Every line with the word "subtitle" in it should be extracted from the data that follows.

Data extract:
-*-
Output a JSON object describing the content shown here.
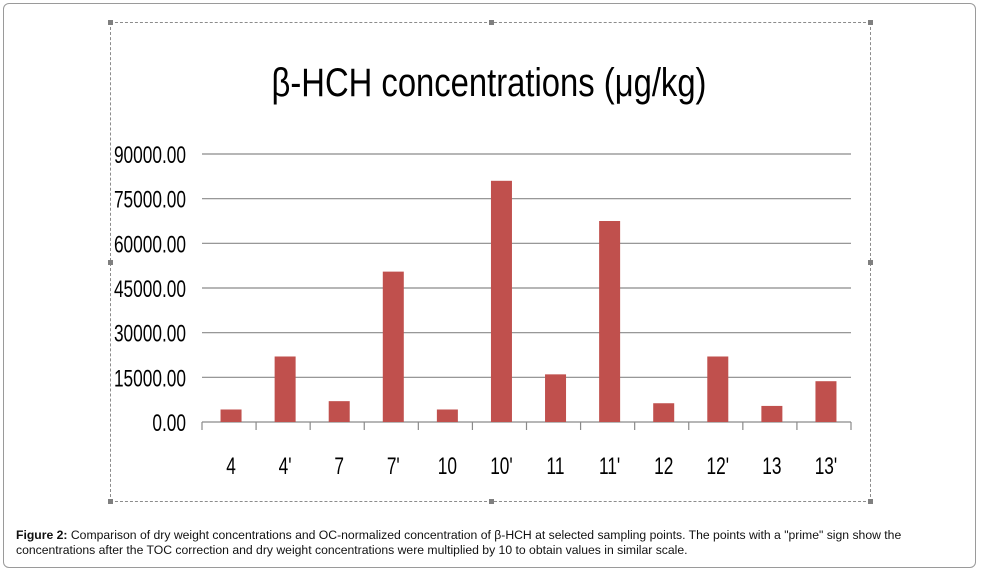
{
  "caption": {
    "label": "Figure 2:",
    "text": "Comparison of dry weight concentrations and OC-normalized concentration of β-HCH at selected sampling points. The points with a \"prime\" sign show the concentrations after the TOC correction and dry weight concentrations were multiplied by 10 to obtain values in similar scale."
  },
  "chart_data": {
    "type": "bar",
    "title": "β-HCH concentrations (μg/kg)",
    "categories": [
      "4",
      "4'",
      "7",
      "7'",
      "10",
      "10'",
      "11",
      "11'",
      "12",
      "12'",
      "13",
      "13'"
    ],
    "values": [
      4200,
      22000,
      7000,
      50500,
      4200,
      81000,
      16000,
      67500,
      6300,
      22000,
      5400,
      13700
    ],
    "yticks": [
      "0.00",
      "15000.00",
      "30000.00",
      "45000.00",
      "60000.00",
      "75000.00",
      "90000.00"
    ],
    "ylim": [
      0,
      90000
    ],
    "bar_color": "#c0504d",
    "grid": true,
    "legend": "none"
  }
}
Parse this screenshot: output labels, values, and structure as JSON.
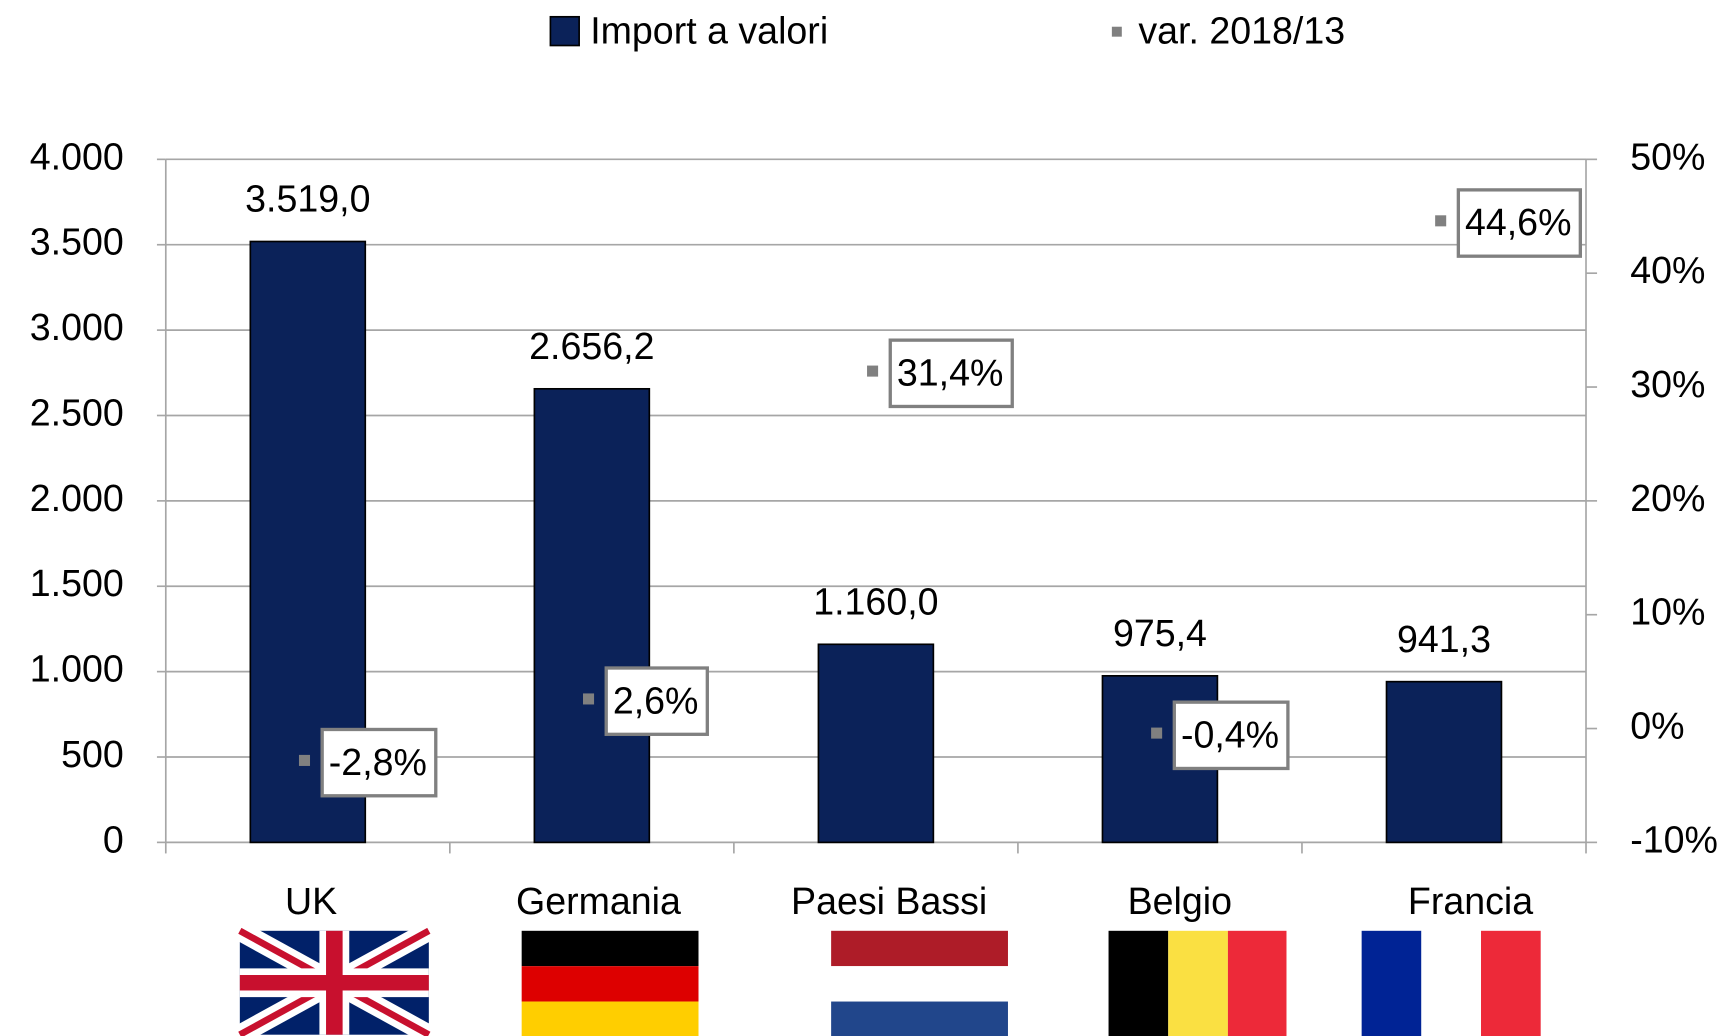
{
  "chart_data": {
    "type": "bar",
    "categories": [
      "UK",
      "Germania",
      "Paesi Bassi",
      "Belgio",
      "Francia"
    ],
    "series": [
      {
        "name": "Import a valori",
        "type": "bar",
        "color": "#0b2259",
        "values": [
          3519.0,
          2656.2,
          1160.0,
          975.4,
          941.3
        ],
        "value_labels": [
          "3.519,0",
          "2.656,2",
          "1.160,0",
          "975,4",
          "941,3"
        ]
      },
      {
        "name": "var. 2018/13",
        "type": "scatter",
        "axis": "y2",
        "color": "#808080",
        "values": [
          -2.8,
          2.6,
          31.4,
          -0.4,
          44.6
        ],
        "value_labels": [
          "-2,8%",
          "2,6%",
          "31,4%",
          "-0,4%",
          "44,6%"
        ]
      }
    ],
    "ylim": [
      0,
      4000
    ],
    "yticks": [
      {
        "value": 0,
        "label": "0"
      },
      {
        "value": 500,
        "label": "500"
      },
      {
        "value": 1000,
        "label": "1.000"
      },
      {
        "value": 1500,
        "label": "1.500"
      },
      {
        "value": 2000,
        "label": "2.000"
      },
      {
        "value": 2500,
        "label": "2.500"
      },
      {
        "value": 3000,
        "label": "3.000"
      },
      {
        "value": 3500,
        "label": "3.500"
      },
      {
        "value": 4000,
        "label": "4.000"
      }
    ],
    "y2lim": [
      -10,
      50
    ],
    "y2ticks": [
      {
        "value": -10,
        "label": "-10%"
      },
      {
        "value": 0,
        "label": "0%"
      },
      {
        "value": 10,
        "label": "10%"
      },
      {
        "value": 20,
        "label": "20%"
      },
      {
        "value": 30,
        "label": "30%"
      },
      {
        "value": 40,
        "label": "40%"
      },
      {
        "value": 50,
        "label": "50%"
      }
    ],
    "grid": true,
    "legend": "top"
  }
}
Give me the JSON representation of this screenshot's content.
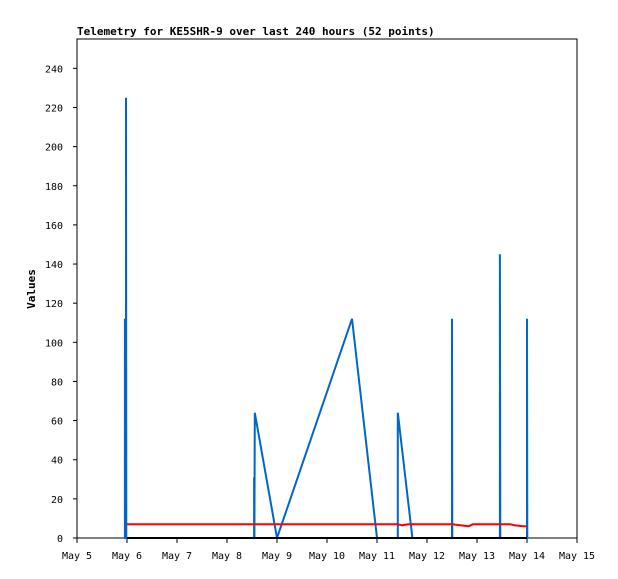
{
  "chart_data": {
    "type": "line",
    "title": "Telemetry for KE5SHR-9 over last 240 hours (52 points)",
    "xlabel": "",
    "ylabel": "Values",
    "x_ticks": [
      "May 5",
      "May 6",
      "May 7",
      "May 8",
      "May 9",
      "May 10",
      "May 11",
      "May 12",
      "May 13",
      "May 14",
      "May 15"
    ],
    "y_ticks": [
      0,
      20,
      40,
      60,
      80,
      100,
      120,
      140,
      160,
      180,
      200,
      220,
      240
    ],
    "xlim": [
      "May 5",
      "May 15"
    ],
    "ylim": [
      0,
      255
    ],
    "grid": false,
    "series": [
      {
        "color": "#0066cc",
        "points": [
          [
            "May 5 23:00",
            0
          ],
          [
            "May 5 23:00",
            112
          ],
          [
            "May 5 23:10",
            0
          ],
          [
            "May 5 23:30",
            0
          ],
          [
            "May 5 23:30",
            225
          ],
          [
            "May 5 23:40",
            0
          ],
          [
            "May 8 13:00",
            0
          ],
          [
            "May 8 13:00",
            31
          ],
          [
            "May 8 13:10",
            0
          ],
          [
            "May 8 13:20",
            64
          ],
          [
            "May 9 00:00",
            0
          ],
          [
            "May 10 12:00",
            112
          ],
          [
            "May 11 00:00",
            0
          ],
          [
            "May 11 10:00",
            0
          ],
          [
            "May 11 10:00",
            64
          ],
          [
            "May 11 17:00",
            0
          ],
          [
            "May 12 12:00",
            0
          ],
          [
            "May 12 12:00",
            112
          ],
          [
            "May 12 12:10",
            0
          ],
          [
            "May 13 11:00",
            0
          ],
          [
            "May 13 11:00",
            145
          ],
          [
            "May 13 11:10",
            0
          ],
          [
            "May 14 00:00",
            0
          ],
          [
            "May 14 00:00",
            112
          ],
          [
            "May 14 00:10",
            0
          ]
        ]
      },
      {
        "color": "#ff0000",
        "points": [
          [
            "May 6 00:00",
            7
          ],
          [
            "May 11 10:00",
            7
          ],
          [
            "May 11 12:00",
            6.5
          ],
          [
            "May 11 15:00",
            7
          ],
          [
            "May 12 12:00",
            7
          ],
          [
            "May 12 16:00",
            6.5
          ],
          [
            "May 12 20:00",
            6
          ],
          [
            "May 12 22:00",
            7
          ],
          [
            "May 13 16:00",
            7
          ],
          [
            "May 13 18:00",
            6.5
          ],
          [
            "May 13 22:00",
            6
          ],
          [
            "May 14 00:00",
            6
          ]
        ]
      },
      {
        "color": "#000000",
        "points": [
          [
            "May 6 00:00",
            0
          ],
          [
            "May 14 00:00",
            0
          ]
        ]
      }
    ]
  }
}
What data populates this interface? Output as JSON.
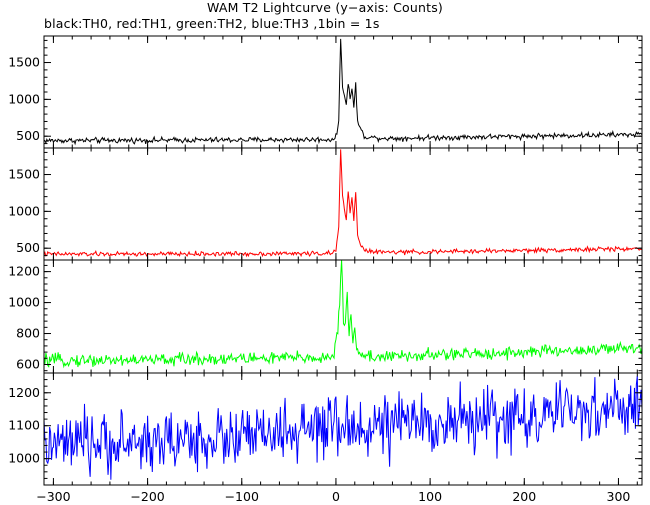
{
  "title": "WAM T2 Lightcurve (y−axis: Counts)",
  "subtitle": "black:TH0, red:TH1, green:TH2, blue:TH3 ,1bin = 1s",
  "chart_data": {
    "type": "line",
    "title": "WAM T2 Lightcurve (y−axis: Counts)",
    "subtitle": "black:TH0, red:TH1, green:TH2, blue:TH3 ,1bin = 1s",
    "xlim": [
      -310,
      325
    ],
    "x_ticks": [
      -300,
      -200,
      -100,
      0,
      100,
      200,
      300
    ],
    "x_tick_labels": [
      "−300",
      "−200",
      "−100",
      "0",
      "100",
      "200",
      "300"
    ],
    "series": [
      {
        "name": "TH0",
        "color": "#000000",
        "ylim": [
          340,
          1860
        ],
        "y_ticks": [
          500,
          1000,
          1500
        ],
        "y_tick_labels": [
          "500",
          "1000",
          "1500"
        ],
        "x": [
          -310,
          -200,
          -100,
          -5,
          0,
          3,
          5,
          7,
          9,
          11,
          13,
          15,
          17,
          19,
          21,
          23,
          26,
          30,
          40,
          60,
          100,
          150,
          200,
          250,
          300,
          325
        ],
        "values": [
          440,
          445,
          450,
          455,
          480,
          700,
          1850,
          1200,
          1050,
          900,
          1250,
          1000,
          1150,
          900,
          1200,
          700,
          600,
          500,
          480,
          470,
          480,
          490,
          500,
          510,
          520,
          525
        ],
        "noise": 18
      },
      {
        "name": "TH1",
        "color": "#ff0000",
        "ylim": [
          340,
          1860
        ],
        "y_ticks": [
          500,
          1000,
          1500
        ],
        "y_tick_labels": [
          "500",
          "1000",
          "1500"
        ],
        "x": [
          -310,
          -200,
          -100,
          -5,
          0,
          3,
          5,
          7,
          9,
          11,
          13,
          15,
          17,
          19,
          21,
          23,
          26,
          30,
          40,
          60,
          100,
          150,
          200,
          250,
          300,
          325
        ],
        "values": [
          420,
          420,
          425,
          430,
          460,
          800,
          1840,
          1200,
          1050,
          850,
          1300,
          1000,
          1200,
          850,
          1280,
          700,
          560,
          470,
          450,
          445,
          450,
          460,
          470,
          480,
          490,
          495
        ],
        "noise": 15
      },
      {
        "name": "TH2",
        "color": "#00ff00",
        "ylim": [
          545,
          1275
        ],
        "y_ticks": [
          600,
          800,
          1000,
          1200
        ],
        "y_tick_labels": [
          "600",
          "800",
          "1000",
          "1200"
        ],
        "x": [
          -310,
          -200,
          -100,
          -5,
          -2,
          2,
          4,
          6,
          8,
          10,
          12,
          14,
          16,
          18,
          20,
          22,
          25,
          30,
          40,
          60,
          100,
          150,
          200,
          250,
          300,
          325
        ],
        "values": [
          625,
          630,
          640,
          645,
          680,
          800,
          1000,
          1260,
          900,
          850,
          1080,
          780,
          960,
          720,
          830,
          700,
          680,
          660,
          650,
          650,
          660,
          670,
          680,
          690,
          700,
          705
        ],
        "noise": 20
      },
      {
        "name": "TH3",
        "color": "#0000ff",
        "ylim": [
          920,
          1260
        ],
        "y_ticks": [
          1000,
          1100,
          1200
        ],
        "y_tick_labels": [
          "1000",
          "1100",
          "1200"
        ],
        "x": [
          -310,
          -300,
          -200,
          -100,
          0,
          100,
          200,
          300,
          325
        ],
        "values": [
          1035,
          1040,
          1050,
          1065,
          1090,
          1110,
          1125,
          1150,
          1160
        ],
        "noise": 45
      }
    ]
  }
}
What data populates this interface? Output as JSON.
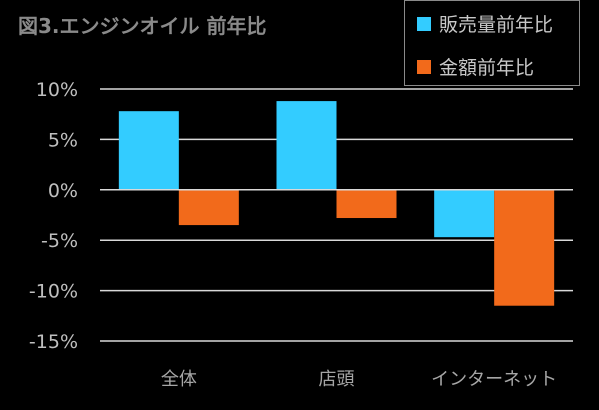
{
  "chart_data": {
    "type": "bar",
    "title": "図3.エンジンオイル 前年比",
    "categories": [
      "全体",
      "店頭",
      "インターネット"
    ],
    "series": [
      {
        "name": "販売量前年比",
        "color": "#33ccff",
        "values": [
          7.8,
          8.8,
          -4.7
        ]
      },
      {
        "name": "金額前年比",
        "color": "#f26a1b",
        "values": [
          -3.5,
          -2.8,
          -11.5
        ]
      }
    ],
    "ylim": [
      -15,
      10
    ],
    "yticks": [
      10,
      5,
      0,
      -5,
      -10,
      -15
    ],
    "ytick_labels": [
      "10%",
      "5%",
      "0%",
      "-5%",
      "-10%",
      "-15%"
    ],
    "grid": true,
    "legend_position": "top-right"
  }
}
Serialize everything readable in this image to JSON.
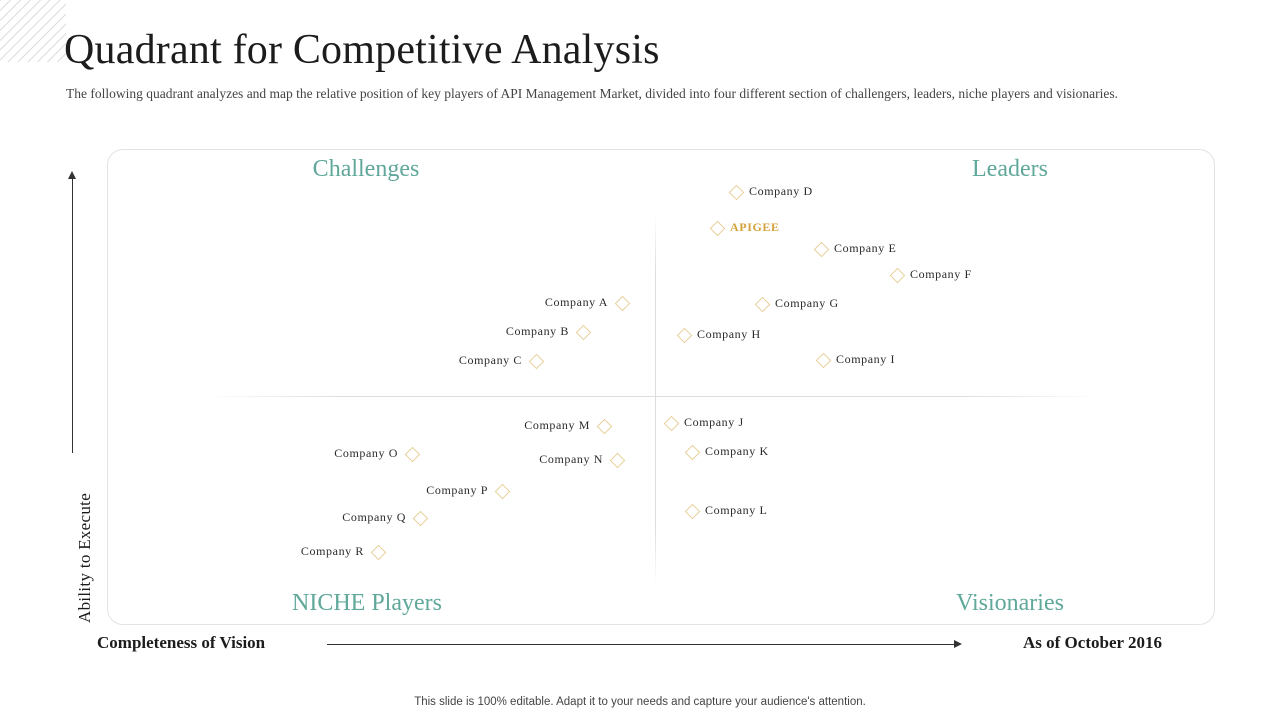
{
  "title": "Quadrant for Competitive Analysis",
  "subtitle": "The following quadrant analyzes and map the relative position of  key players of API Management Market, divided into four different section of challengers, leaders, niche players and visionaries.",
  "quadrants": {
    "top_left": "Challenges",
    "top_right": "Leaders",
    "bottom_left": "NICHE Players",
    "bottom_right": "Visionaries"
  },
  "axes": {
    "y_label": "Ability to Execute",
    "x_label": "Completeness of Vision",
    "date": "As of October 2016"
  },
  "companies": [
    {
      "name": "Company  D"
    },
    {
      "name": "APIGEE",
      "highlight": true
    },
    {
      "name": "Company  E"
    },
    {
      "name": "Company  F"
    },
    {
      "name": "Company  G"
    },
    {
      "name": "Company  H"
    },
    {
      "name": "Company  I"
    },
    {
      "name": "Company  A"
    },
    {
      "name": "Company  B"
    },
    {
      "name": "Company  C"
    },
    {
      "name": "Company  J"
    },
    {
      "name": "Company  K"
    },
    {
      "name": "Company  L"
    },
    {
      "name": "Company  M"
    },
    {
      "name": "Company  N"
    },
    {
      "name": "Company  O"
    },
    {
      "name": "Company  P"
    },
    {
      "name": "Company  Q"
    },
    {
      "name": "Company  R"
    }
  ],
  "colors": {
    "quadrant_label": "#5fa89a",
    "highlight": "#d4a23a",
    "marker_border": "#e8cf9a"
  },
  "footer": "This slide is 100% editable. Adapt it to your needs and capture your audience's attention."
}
-*-
Exercise output:
  "subtitle": "black:TH0, red:TH1, green:TH2, blue:TH3 ,1bin = 1s",
    "subtitle": "black:TH0, red:TH1, green:TH2, blue:TH3 ,1bin = 1s",
  "subtitle": "The following quadrant analyzes and map the relative position of  key players of API Management Market, divided into four different section of challengers, leaders, niche players and visionaries.",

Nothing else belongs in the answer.